Write out each line from the data below that includes the word "title".

********

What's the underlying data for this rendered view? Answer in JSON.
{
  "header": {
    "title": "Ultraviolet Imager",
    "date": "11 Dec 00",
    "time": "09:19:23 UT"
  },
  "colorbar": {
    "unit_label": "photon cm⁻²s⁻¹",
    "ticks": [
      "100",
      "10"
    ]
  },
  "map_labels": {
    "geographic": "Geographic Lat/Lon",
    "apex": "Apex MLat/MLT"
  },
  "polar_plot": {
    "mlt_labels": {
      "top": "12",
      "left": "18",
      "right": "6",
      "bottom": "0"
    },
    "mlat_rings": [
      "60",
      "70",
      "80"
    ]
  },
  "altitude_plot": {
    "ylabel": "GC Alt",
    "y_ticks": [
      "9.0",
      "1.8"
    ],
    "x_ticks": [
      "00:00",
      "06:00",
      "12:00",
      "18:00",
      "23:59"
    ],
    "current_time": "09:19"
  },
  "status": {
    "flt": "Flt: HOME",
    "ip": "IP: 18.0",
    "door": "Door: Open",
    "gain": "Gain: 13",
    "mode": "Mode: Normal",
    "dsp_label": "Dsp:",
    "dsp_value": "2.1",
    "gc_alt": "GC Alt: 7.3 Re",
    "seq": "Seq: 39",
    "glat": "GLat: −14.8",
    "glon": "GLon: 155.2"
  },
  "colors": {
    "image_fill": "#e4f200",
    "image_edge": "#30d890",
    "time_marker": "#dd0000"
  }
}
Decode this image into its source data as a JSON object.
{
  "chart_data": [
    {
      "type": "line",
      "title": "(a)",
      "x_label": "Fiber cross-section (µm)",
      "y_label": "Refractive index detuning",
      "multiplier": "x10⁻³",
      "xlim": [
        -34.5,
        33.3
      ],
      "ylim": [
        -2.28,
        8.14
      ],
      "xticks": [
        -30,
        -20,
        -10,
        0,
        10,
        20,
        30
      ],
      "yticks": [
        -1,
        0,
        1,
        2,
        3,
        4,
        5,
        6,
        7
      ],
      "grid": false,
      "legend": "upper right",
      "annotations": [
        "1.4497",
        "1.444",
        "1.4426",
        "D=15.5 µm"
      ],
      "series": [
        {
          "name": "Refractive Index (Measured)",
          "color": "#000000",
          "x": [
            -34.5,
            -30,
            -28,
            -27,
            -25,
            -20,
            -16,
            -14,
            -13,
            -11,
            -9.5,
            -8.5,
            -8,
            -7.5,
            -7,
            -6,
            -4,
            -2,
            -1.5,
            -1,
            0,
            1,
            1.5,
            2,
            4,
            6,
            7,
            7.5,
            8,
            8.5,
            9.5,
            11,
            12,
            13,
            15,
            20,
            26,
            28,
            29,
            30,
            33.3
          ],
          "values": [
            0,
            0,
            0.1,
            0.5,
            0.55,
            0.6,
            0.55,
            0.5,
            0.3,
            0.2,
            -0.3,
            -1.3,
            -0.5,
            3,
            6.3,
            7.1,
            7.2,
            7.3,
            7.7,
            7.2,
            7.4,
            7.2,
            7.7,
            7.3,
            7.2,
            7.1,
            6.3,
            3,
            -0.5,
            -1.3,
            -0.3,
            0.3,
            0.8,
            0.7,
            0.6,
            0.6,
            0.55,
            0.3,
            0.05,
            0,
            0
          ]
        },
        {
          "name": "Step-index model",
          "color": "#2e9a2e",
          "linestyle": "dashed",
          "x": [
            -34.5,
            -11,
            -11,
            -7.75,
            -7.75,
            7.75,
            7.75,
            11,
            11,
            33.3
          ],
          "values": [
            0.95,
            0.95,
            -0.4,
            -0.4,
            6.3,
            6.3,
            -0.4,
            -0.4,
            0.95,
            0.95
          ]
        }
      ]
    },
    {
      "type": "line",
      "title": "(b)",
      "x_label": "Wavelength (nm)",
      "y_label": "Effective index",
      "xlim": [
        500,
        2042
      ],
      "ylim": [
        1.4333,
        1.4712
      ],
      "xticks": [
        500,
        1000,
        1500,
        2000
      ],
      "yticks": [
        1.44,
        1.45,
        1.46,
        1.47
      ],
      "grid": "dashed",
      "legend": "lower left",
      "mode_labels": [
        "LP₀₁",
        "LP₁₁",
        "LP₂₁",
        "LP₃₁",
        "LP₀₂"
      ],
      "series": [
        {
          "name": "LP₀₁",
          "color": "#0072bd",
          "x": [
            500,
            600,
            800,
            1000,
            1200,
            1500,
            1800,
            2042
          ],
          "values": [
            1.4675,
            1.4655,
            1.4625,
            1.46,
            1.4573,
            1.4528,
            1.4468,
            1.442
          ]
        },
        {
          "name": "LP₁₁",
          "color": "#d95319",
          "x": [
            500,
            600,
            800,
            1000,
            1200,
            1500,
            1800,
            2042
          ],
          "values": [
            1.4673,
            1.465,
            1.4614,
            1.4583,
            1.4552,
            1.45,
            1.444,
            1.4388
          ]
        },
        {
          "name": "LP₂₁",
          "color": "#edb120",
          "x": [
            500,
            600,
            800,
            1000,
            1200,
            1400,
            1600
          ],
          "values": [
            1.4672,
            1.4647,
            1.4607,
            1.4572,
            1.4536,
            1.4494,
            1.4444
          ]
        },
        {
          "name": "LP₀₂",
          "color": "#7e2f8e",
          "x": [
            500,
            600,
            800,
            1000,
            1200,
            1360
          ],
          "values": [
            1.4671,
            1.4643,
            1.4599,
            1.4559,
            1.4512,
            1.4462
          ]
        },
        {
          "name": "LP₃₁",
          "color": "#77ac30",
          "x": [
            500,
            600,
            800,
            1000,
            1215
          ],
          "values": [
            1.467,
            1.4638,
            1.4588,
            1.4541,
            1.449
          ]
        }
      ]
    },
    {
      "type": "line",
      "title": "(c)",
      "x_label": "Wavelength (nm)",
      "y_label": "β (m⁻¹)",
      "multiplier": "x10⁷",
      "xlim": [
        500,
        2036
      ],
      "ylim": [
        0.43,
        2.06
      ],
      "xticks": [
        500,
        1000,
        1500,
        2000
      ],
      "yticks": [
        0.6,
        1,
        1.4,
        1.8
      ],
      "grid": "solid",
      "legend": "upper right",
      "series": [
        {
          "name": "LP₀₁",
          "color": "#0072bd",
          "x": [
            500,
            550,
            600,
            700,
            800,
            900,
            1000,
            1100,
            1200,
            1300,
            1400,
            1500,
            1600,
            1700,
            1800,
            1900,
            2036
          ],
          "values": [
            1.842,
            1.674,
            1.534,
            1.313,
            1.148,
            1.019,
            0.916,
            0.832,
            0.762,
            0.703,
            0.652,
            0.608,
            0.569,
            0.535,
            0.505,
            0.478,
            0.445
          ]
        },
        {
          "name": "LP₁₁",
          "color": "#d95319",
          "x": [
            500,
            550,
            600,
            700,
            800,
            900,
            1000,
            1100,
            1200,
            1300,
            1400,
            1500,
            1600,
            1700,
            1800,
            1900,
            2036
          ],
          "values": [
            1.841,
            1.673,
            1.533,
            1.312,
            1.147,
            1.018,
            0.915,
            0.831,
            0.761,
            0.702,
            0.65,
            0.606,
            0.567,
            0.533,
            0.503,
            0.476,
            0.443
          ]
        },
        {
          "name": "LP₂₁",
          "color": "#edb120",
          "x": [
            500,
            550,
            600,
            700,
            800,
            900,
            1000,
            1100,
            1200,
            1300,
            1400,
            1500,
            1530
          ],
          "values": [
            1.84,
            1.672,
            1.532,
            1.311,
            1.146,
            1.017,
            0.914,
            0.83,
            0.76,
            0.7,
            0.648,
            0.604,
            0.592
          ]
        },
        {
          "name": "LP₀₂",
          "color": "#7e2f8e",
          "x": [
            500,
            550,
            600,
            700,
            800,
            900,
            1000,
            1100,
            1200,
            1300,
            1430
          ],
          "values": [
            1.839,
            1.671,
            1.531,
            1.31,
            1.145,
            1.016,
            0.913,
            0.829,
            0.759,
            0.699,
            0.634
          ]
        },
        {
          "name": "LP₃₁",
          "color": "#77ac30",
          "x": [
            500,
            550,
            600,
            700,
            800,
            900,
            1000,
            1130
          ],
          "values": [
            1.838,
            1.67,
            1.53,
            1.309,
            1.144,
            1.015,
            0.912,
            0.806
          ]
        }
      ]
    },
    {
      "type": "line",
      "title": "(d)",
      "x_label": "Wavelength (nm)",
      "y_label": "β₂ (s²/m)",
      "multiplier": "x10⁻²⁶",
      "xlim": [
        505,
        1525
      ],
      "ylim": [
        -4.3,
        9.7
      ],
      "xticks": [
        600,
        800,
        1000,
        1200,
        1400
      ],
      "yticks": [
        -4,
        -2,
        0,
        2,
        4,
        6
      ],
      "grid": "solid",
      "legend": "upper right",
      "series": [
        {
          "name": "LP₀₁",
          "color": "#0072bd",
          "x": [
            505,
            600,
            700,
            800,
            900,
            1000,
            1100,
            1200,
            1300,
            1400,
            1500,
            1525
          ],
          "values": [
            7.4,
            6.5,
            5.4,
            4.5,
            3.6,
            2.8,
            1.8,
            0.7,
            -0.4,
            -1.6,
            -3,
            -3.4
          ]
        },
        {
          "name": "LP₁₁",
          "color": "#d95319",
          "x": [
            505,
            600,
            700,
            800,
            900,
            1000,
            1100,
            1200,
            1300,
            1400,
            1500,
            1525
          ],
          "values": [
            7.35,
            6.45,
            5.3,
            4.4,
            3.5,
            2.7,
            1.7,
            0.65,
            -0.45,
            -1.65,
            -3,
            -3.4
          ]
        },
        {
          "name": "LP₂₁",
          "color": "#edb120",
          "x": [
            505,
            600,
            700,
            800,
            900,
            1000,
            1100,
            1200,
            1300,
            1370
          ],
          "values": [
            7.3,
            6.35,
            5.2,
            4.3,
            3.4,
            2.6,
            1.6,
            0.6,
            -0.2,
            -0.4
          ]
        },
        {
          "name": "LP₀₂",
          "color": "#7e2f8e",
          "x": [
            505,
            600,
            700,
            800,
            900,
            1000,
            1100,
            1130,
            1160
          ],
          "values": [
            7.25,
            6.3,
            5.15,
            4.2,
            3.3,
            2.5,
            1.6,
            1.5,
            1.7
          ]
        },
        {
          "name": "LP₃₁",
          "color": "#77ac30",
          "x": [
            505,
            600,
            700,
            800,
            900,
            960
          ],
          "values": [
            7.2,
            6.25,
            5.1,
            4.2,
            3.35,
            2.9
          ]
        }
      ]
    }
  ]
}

********

ANSWER TO THE PROBLEM:
    "title": "Ultraviolet Imager",
      "title": "(a)",
      "title": "(b)",
      "title": "(c)",
      "title": "(d)",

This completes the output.